§ Records provided
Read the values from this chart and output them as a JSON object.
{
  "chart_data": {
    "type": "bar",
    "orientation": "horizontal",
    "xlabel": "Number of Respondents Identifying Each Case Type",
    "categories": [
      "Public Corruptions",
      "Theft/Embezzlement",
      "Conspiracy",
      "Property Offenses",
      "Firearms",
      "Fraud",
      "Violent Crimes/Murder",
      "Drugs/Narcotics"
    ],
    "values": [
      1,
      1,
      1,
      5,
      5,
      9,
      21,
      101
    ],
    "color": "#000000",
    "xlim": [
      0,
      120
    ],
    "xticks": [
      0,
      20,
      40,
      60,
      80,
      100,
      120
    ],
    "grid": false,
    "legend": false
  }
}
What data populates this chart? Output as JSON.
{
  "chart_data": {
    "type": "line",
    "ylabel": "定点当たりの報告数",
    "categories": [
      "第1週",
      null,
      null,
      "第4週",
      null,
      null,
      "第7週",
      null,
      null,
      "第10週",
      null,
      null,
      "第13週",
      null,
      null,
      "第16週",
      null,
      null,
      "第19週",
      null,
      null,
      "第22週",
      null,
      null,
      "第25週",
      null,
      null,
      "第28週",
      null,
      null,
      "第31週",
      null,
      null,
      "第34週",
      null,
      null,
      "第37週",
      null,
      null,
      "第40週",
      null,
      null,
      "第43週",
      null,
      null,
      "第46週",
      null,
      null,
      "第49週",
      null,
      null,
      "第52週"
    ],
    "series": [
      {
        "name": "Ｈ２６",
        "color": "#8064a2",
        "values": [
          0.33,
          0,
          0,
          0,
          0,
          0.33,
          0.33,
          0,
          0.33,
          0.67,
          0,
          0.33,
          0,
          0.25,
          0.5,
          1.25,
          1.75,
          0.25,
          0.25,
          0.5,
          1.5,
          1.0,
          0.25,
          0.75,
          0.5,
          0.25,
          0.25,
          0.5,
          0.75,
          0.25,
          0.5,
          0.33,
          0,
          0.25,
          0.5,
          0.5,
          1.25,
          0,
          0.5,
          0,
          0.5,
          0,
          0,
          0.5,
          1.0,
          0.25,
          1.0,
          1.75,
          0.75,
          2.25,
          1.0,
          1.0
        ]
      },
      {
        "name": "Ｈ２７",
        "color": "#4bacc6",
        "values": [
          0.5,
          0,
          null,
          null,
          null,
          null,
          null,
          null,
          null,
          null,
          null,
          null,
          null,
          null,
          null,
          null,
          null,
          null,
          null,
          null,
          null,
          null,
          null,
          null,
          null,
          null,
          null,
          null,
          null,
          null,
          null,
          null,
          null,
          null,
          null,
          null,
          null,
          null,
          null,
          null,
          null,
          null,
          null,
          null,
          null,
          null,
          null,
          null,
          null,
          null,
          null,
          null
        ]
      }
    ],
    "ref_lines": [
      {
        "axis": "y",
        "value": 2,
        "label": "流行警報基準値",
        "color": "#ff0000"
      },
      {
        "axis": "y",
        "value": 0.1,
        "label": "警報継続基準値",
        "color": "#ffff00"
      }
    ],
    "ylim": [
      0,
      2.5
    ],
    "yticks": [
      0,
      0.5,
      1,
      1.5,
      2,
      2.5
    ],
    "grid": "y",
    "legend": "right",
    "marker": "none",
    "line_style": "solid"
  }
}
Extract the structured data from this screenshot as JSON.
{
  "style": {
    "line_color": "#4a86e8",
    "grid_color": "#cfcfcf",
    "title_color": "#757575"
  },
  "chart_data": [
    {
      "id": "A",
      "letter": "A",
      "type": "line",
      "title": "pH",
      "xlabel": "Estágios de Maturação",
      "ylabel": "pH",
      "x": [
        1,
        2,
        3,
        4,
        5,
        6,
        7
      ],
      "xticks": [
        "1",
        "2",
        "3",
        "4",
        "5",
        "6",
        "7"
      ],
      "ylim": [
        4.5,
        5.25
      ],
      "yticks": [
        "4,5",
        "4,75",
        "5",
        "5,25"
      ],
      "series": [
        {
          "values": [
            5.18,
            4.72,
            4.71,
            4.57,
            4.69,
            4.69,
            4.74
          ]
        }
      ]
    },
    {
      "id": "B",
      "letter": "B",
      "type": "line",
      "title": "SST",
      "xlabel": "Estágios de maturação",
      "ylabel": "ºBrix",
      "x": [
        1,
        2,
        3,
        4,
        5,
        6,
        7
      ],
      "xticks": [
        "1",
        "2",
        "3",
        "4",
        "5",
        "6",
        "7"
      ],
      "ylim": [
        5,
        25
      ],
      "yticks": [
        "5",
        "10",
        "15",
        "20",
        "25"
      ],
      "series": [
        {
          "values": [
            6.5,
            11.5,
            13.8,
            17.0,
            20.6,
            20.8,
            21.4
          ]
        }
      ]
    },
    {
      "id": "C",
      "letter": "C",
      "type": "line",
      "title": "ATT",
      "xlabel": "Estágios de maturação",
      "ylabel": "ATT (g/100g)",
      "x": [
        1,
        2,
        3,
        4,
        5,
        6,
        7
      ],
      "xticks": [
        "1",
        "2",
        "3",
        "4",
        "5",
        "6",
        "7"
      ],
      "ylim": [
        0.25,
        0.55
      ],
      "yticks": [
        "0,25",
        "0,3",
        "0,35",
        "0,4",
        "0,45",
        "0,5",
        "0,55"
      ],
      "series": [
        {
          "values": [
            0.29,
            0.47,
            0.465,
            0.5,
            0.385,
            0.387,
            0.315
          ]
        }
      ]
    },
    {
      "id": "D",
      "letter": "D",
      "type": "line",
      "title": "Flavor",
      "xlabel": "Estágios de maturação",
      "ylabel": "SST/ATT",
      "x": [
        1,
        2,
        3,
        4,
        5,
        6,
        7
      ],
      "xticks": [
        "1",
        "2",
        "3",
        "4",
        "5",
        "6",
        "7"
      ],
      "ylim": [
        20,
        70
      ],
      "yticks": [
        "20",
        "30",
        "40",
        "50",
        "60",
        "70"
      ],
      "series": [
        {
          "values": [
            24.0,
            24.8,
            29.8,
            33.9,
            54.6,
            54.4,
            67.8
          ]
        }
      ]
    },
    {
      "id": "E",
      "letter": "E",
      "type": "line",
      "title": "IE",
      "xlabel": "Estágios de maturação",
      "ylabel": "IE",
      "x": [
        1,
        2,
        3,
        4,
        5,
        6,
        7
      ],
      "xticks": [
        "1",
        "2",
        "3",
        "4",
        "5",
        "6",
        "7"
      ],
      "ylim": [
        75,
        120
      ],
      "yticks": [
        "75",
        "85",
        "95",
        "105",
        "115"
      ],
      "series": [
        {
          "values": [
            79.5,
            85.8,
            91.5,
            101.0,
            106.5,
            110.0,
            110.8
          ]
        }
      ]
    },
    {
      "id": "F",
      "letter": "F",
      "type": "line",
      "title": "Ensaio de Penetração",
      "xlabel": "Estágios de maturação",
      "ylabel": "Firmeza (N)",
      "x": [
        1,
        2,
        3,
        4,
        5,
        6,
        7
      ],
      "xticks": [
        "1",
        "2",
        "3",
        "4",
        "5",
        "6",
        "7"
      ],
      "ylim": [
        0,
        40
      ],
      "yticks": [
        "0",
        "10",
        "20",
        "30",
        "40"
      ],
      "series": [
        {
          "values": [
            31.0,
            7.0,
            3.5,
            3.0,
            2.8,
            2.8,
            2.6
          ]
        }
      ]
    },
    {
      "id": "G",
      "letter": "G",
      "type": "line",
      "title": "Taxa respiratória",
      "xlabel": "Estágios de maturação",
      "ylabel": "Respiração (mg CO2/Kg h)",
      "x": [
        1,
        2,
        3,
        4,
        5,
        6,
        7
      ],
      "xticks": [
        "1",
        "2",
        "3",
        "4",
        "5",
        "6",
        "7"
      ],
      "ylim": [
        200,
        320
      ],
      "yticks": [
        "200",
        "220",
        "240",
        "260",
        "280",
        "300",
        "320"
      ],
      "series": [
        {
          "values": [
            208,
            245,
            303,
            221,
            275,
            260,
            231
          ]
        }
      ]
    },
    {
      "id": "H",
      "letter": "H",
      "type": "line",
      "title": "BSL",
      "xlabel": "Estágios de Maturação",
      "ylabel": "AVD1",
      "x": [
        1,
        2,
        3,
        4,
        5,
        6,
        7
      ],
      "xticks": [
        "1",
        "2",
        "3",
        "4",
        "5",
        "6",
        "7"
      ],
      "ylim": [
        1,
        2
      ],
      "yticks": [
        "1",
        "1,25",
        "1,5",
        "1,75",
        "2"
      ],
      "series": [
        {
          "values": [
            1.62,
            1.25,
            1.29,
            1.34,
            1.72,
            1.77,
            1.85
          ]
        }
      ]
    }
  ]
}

§ Your task
Show each line in the entries that holds the string "from".

§ Task solution
Read the values from this chart and output them as a JSON object.
Extract the structured data from this screenshot as JSON.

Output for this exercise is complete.